--- Start of Data shown ---

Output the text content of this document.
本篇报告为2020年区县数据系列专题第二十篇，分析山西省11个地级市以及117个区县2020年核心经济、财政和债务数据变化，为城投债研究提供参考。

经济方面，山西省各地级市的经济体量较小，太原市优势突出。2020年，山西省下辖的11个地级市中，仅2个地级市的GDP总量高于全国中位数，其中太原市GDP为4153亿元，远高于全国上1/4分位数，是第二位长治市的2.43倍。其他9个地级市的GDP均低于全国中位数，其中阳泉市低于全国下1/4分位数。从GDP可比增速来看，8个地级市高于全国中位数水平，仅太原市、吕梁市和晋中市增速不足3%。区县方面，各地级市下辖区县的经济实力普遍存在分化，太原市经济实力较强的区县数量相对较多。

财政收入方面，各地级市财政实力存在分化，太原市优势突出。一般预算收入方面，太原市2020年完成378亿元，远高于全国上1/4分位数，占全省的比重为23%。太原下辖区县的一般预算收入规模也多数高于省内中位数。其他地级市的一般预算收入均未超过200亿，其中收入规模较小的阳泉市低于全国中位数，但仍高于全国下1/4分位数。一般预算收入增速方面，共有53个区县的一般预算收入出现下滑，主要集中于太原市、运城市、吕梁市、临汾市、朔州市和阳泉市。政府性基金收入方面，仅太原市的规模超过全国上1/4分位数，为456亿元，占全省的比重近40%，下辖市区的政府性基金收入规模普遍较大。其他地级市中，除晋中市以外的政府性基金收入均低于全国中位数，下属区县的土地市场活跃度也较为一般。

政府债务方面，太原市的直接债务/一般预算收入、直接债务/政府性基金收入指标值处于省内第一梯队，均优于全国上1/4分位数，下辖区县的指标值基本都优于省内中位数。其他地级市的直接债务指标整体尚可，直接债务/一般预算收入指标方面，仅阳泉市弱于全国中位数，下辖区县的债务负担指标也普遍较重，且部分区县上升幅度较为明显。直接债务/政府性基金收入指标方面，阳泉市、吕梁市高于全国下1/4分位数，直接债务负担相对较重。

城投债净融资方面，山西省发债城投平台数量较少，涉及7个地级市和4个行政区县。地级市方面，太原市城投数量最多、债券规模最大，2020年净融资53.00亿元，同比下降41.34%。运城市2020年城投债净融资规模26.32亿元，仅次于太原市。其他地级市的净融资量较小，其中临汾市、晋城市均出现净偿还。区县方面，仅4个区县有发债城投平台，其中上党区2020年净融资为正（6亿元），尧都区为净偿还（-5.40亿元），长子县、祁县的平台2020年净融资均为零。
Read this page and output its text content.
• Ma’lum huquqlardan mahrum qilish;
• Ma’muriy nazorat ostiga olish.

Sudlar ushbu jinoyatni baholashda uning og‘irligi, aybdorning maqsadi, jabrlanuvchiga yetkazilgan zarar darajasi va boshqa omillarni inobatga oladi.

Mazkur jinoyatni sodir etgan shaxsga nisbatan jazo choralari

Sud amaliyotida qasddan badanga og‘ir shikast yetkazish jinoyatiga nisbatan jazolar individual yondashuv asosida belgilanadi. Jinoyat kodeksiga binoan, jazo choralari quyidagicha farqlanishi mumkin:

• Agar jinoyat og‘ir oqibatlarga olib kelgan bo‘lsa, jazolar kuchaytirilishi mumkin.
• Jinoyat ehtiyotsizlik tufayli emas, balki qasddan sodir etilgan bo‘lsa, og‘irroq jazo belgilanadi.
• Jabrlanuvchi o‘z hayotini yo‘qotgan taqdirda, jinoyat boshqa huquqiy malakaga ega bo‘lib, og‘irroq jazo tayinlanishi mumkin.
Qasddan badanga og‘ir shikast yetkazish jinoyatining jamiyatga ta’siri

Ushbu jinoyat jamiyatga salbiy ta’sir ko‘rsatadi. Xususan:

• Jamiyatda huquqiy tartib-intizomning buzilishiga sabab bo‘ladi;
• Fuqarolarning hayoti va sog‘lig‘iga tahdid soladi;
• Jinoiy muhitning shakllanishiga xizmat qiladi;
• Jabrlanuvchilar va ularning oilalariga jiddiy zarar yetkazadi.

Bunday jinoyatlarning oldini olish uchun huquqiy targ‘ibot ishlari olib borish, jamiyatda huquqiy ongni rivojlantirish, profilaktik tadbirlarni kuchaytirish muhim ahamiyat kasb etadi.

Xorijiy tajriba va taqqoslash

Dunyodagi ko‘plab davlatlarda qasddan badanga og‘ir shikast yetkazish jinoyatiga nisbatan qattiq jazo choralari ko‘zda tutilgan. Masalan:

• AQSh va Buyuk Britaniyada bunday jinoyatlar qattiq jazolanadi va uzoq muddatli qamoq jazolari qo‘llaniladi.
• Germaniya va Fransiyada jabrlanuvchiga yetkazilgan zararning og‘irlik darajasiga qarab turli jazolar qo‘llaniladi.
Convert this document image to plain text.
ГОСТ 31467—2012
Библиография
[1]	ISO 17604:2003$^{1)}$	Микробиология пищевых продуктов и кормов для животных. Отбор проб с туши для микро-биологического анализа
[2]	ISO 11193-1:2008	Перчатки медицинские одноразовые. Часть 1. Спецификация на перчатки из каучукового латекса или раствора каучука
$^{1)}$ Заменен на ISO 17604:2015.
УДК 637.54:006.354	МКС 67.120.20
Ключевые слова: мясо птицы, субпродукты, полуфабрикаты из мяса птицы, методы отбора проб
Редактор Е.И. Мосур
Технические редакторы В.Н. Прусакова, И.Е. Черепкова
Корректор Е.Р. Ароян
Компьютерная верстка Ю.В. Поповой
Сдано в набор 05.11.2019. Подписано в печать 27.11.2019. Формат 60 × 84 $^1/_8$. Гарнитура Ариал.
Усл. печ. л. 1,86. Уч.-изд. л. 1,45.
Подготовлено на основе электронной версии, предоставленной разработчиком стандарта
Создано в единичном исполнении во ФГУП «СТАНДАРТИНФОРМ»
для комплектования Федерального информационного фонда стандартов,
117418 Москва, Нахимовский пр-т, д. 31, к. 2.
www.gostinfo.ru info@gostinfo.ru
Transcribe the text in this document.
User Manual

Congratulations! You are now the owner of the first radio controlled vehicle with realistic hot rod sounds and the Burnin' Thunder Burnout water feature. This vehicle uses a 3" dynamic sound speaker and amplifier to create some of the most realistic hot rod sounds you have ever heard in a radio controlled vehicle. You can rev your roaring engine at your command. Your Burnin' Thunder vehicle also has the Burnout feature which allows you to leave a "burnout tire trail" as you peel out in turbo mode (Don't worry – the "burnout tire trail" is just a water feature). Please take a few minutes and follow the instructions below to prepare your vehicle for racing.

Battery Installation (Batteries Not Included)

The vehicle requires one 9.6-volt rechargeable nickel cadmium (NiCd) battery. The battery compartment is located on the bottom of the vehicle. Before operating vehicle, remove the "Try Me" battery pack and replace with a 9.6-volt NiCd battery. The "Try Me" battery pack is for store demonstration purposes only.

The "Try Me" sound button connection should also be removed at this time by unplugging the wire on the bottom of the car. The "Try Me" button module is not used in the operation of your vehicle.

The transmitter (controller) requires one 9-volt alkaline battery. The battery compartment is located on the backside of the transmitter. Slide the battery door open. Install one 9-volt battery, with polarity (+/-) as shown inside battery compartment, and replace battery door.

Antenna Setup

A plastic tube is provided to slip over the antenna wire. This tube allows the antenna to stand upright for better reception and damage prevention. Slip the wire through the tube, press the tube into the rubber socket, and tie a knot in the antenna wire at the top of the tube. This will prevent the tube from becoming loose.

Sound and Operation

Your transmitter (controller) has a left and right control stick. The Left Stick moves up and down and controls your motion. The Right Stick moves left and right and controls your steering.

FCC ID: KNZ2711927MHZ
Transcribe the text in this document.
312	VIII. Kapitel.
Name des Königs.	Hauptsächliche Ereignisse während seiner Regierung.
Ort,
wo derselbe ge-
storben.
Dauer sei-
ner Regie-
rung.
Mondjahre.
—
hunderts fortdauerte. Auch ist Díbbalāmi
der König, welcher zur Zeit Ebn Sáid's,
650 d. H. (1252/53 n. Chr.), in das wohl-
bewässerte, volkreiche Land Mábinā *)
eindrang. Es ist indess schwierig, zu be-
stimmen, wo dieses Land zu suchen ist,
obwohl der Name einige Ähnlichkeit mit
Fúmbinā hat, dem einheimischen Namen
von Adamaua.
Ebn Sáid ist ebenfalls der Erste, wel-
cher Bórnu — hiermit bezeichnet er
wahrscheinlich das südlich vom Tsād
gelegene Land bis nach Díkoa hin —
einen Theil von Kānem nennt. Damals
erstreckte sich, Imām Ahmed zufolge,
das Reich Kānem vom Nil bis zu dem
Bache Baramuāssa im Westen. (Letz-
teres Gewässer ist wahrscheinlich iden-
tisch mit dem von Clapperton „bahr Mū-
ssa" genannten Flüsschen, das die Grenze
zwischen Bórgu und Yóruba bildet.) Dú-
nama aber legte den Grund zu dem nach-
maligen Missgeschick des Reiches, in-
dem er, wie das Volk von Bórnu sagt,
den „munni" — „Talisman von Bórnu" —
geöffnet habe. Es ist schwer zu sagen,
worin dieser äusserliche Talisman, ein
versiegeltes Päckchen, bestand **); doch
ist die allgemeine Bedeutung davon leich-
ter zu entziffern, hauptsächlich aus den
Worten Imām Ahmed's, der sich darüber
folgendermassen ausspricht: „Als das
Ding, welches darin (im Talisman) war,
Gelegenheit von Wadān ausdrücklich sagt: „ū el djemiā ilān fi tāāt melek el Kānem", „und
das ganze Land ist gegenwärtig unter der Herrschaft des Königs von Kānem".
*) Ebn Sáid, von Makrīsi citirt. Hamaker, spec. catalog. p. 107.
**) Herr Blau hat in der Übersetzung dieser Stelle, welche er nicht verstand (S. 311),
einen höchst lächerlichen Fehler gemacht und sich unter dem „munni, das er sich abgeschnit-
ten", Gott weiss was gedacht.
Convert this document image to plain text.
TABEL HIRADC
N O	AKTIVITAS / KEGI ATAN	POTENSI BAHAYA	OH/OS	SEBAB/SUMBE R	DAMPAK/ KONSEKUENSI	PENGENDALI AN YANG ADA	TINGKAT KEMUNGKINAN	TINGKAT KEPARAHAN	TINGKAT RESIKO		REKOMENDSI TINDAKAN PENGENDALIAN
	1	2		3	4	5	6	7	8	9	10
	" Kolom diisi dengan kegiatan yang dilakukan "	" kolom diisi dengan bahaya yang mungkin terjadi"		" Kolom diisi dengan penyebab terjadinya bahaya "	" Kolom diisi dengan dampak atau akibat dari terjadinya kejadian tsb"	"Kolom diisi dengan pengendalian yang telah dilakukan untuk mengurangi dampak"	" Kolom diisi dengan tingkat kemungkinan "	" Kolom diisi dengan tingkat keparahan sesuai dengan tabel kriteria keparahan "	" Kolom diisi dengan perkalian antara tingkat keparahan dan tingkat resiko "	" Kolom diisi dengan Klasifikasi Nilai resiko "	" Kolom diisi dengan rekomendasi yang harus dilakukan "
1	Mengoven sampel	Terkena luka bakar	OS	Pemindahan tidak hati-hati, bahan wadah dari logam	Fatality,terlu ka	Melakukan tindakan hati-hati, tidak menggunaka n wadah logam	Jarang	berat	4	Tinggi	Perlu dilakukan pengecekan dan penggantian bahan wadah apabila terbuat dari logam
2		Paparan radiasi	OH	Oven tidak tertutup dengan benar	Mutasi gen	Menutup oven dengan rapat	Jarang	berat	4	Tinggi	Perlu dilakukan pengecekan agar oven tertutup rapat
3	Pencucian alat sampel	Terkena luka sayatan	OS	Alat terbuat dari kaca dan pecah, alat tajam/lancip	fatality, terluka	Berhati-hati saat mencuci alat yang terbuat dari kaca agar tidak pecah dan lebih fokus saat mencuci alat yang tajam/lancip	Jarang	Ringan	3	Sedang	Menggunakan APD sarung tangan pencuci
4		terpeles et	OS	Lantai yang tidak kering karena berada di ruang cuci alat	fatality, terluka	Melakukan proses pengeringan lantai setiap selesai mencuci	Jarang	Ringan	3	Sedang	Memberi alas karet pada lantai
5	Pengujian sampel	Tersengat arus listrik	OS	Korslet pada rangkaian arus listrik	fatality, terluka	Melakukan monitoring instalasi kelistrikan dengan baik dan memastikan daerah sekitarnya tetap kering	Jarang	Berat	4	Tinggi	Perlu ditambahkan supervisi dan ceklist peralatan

--- End of Data shown ---

Give the count of lines holding the word "jinoyatiga" and nothing more.

2